Read through the data and count the lines that contain the string "durch"; give only the result.

- [Exercise input]
==================================================
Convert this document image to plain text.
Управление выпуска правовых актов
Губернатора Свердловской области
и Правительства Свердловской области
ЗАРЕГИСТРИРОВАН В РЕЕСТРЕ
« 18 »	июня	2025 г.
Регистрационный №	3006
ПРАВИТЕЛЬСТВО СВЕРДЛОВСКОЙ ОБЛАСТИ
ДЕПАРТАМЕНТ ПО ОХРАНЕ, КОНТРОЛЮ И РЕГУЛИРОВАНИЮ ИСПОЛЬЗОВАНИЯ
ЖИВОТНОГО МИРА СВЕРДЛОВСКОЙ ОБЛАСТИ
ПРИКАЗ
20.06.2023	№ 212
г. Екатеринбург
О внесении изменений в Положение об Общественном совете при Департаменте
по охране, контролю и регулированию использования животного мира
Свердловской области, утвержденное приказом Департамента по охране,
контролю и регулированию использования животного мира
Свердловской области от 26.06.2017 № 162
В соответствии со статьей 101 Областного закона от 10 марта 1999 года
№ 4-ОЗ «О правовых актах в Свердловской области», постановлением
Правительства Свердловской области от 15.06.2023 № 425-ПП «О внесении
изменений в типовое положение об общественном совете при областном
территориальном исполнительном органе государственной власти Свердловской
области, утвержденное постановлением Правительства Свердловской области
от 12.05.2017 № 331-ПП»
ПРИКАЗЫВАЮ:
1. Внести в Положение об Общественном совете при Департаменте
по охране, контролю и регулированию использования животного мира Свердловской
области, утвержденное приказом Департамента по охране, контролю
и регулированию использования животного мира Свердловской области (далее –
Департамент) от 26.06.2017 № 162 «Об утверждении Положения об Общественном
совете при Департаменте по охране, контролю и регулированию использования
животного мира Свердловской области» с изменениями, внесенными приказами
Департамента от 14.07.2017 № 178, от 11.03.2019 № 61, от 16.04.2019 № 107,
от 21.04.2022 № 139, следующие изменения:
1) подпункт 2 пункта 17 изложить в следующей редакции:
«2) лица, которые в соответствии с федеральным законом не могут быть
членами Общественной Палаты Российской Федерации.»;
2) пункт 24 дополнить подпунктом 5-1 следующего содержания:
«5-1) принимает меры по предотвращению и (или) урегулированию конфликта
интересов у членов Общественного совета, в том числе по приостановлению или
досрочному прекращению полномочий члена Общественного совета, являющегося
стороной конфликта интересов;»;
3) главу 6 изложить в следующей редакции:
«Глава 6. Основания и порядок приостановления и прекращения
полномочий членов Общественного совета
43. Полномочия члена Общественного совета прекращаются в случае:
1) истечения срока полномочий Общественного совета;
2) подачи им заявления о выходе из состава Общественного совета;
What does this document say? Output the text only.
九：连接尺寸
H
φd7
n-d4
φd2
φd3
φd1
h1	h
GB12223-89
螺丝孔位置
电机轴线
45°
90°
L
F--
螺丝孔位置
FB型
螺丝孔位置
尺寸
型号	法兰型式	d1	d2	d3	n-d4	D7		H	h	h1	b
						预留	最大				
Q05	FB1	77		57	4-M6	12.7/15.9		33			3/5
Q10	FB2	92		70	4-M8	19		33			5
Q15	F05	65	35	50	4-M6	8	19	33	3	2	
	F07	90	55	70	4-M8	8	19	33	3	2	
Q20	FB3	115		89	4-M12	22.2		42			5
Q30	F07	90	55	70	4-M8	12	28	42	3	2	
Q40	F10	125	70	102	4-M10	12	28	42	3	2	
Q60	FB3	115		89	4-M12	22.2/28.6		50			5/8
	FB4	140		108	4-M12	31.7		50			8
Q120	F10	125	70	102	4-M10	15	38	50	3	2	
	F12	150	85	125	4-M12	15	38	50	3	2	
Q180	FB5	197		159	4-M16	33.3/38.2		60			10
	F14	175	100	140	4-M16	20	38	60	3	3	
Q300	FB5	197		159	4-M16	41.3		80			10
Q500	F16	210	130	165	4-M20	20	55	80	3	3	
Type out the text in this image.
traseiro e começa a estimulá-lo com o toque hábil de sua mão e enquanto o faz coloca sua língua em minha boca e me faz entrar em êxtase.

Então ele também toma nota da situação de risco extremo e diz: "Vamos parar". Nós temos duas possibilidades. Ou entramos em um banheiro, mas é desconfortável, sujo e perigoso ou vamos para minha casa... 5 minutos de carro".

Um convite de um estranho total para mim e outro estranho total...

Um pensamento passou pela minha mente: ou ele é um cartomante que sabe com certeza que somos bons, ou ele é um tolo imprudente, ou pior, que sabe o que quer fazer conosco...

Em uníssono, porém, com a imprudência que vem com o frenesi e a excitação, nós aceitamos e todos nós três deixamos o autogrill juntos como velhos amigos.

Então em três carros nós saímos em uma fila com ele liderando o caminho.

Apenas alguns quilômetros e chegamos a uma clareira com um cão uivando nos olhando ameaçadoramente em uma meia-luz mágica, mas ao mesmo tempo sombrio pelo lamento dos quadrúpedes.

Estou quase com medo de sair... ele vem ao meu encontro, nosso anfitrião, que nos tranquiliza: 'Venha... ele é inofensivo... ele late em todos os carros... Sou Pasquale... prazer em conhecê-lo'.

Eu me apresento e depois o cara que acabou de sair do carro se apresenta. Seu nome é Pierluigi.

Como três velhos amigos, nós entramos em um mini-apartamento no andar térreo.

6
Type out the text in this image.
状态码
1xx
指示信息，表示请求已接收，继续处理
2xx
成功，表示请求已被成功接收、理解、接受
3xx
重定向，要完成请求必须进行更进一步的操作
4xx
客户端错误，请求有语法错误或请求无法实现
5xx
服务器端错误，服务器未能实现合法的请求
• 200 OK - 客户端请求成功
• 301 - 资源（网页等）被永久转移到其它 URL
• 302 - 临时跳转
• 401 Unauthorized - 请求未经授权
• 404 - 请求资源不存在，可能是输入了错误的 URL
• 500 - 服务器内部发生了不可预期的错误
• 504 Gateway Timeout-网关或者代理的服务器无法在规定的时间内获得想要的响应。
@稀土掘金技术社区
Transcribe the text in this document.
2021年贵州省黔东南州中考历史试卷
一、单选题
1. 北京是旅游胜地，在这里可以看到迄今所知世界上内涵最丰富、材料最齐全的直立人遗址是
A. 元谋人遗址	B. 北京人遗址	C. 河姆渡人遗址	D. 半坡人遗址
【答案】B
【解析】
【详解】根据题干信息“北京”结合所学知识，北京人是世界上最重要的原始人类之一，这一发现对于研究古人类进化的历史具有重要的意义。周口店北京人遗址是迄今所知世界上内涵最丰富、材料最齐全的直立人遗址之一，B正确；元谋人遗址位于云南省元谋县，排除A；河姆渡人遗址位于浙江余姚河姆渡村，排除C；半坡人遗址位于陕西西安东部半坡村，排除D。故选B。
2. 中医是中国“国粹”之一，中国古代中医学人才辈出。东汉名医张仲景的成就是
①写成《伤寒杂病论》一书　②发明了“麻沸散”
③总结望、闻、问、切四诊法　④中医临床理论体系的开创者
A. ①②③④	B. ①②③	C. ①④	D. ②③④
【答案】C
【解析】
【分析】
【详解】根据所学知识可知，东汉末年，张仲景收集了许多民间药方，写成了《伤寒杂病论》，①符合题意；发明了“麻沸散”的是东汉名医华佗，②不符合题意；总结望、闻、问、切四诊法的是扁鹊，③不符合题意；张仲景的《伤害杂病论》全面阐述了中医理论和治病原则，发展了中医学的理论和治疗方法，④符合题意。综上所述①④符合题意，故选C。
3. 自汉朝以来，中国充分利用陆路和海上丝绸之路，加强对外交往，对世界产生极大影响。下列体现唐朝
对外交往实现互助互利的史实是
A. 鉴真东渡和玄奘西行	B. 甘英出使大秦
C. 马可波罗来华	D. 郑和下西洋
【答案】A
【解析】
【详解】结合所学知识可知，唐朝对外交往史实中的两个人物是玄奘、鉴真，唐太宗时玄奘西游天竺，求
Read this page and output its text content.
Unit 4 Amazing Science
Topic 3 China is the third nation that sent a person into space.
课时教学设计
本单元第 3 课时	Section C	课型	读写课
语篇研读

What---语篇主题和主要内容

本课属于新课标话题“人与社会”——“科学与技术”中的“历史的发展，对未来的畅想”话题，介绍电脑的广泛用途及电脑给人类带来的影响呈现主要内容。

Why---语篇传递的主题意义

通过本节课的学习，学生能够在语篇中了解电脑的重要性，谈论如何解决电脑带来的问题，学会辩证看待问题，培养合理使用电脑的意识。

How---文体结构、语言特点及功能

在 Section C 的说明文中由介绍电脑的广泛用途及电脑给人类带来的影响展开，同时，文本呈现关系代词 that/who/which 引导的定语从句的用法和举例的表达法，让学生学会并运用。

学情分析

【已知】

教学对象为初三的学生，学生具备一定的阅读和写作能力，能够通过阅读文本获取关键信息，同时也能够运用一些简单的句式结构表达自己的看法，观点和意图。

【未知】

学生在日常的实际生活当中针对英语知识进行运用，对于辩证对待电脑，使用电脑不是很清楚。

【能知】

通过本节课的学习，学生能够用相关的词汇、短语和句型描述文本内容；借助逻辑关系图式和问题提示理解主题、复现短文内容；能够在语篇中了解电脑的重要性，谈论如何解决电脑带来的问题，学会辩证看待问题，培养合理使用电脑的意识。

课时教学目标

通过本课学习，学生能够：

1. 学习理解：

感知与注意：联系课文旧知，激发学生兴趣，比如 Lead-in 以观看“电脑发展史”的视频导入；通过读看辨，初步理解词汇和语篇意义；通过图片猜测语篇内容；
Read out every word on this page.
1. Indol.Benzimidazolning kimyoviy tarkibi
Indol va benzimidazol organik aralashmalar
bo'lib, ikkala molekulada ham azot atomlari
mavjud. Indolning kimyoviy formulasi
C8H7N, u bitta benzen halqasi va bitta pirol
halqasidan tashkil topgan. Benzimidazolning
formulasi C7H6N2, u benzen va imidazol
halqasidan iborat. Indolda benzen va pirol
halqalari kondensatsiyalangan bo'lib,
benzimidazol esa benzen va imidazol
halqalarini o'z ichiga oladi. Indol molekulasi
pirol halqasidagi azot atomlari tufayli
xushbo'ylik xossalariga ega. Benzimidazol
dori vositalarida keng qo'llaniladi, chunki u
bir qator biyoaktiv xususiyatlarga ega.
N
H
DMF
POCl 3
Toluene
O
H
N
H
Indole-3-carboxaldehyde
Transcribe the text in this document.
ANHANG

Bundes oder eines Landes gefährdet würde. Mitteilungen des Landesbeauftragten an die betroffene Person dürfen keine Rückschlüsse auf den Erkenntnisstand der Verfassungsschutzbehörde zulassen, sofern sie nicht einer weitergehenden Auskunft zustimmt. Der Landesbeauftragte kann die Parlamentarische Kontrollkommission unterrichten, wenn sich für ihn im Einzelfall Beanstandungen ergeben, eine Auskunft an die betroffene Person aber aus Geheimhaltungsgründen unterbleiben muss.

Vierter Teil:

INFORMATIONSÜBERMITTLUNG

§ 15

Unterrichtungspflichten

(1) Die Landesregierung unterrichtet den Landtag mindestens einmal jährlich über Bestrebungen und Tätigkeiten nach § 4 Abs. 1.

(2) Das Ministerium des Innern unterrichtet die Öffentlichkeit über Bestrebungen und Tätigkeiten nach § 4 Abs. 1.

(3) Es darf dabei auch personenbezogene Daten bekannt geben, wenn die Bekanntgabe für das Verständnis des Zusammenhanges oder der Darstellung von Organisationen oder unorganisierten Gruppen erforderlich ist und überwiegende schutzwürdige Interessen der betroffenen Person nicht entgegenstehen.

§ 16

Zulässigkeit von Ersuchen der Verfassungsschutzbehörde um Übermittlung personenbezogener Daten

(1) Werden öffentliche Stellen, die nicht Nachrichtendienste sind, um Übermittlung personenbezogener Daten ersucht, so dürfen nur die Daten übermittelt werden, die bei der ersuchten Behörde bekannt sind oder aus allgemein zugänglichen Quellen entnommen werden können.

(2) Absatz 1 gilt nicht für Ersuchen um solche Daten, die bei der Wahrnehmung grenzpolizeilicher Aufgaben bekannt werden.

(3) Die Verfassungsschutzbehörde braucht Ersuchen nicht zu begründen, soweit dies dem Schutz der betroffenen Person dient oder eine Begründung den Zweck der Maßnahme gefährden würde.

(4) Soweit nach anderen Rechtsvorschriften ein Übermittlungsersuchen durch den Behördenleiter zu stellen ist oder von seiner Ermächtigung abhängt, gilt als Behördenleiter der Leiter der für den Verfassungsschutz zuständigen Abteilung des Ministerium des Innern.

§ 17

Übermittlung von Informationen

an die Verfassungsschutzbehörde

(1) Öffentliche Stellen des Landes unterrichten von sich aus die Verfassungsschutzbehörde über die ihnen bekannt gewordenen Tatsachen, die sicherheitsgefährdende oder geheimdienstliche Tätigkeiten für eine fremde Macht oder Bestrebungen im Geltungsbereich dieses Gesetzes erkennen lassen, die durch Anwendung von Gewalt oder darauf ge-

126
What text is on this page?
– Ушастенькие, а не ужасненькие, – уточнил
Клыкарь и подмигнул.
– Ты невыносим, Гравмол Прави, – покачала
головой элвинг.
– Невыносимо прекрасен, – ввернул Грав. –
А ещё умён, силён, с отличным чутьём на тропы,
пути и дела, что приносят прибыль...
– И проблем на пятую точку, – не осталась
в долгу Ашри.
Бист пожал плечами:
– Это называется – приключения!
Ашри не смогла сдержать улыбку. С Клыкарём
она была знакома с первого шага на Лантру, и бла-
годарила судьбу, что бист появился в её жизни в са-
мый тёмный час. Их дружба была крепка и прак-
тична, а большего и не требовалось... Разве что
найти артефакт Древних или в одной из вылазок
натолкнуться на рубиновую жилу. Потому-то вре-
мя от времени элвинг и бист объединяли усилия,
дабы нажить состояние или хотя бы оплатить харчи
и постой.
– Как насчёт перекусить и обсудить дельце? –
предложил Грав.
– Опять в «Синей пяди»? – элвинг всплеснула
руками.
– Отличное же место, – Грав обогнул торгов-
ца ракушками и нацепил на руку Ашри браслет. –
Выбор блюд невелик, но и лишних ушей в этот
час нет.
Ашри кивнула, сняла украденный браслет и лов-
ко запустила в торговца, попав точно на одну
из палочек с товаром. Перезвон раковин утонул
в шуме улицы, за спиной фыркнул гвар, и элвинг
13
==================================================
- [Complete response]
2